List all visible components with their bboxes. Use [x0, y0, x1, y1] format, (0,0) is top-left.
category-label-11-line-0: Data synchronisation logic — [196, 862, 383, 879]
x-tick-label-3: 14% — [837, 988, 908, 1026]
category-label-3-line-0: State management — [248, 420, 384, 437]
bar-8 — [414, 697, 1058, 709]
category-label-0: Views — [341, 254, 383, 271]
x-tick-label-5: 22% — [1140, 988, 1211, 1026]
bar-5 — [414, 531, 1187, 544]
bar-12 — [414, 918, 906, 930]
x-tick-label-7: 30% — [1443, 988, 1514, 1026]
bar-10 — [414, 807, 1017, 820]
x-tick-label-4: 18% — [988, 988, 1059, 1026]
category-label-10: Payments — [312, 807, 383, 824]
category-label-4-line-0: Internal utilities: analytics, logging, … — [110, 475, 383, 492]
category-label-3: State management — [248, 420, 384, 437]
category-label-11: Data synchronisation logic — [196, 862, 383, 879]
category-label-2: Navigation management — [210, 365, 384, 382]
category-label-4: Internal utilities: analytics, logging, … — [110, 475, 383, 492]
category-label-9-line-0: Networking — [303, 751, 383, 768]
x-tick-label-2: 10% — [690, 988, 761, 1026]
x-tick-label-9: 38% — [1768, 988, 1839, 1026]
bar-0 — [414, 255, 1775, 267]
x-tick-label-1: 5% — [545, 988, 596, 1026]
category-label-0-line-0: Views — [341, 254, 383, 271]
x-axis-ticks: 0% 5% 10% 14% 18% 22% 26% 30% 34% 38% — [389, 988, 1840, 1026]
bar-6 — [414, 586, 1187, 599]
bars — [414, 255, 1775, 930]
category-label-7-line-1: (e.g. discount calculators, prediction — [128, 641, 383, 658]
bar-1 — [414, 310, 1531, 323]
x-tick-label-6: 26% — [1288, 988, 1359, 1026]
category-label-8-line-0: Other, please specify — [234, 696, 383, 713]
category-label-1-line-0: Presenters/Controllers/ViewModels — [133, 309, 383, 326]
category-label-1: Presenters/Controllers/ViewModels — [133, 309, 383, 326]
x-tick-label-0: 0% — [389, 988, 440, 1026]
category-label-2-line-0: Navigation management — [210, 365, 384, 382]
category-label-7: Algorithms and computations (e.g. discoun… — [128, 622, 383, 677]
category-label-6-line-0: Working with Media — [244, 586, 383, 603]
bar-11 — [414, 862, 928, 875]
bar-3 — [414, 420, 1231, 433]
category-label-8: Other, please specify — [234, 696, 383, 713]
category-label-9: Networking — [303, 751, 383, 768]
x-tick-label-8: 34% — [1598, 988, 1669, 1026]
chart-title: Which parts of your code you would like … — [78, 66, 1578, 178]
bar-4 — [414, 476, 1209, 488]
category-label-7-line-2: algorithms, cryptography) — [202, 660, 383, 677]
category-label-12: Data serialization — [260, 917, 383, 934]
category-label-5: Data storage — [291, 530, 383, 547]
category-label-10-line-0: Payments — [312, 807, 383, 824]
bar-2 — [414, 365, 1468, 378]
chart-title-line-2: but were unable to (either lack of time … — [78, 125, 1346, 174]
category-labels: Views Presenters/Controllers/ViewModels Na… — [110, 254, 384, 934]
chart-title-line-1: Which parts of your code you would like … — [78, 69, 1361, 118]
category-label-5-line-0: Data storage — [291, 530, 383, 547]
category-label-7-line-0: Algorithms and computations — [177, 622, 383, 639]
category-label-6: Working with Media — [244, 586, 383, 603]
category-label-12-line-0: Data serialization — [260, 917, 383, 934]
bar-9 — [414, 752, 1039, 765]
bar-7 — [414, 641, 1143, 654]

## WHAT YOU ARE ASKED TO DO
Render every line of the data above as a Markdown table with two columns, Row and Line. Number the rows in order and leave out any blank lines.

## THE REPLY
| Row | Line |
|---|---|
| 1 | List all visible components with their bboxes. Use [x0, y0, x1, y1] format, (0,0) is top-left. |
| 2 | category-label-11-line-0: Data synchronisation logic — [196, 862, 383, 879] |
| 3 | x-tick-label-3: 14% — [837, 988, 908, 1026] |
| 4 | category-label-3-line-0: State management — [248, 420, 384, 437] |
| 5 | bar-8 — [414, 697, 1058, 709] |
| 6 | category-label-0: Views — [341, 254, 383, 271] |
| 7 | x-tick-label-5: 22% — [1140, 988, 1211, 1026] |
| 8 | bar-5 — [414, 531, 1187, 544] |
| 9 | bar-12 — [414, 918, 906, 930] |
| 10 | x-tick-label-7: 30% — [1443, 988, 1514, 1026] |
| 11 | bar-10 — [414, 807, 1017, 820] |
| 12 | x-tick-label-4: 18% — [988, 988, 1059, 1026] |
| 13 | category-label-10: Payments — [312, 807, 383, 824] |
| 14 | category-label-4-line-0: Internal utilities: analytics, logging, … — [110, 475, 383, 492] |
| 15 | category-label-3: State management — [248, 420, 384, 437] |
| 16 | category-label-11: Data synchronisation logic — [196, 862, 383, 879] |
| 17 | category-label-2: Navigation management — [210, 365, 384, 382] |
| 18 | category-label-4: Internal utilities: analytics, logging, … — [110, 475, 383, 492] |
| 19 | category-label-9-line-0: Networking — [303, 751, 383, 768] |
| 20 | x-tick-label-2: 10% — [690, 988, 761, 1026] |
| 21 | x-tick-label-9: 38% — [1768, 988, 1839, 1026] |
| 22 | bar-0 — [414, 255, 1775, 267] |
| 23 | x-tick-label-1: 5% — [545, 988, 596, 1026] |
| 24 | category-label-0-line-0: Views — [341, 254, 383, 271] |
| 25 | x-axis-ticks: 0% 5% 10% 14% 18% 22% 26% 30% 34% 38% — [389, 988, 1840, 1026] |
| 26 | bar-6 — [414, 586, 1187, 599] |
| 27 | bars — [414, 255, 1775, 930] |
| 28 | category-label-7-line-1: (e.g. discount calculators, prediction — [128, 641, 383, 658] |
| 29 | bar-1 — [414, 310, 1531, 323] |
| 30 | x-tick-label-6: 26% — [1288, 988, 1359, 1026] |
| 31 | category-label-8-line-0: Other, please specify — [234, 696, 383, 713] |
| 32 | category-label-1-line-0: Presenters/Controllers/ViewModels — [133, 309, 383, 326] |
| 33 | category-label-1: Presenters/Controllers/ViewModels — [133, 309, 383, 326] |
| 34 | x-tick-label-0: 0% — [389, 988, 440, 1026] |
| 35 | category-label-2-line-0: Navigation management — [210, 365, 384, 382] |
| 36 | category-label-7: Algorithms and computations (e.g. discoun… — [128, 622, 383, 677] |
| 37 | category-label-6-line-0: Working with Media — [244, 586, 383, 603] |
| 38 | bar-11 — [414, 862, 928, 875] |
| 39 | bar-3 — [414, 420, 1231, 433] |
| 40 | category-label-8: Other, please specify — [234, 696, 383, 713] |
| 41 | category-label-9: Networking — [303, 751, 383, 768] |
| 42 | x-tick-label-8: 34% — [1598, 988, 1669, 1026] |
| 43 | chart-title: Which parts of your code you would like … — [78, 66, 1578, 178] |
| 44 | bar-4 — [414, 476, 1209, 488] |
| 45 | category-label-7-line-2: algorithms, cryptography) — [202, 660, 383, 677] |
| 46 | category-label-12: Data serialization — [260, 917, 383, 934] |
| 47 | category-label-5: Data storage — [291, 530, 383, 547] |
| 48 | category-label-10-line-0: Payments — [312, 807, 383, 824] |
| 49 | bar-2 — [414, 365, 1468, 378] |
| 50 | chart-title-line-2: but were unable to (either lack of time … — [78, 125, 1346, 174] |
| 51 | category-labels: Views Presenters/Controllers/ViewModels Na… — [110, 254, 384, 934] |
| 52 | chart-title-line-1: Which parts of your code you would like … — [78, 69, 1361, 118] |
| 53 | category-label-5-line-0: Data storage — [291, 530, 383, 547] |
| 54 | category-label-7-line-0: Algorithms and computations — [177, 622, 383, 639] |
| 55 | category-label-6: Working with Media — [244, 586, 383, 603] |
| 56 | category-label-12-line-0: Data serialization — [260, 917, 383, 934] |
| 57 | bar-9 — [414, 752, 1039, 765] |
| 58 | bar-7 — [414, 641, 1143, 654] |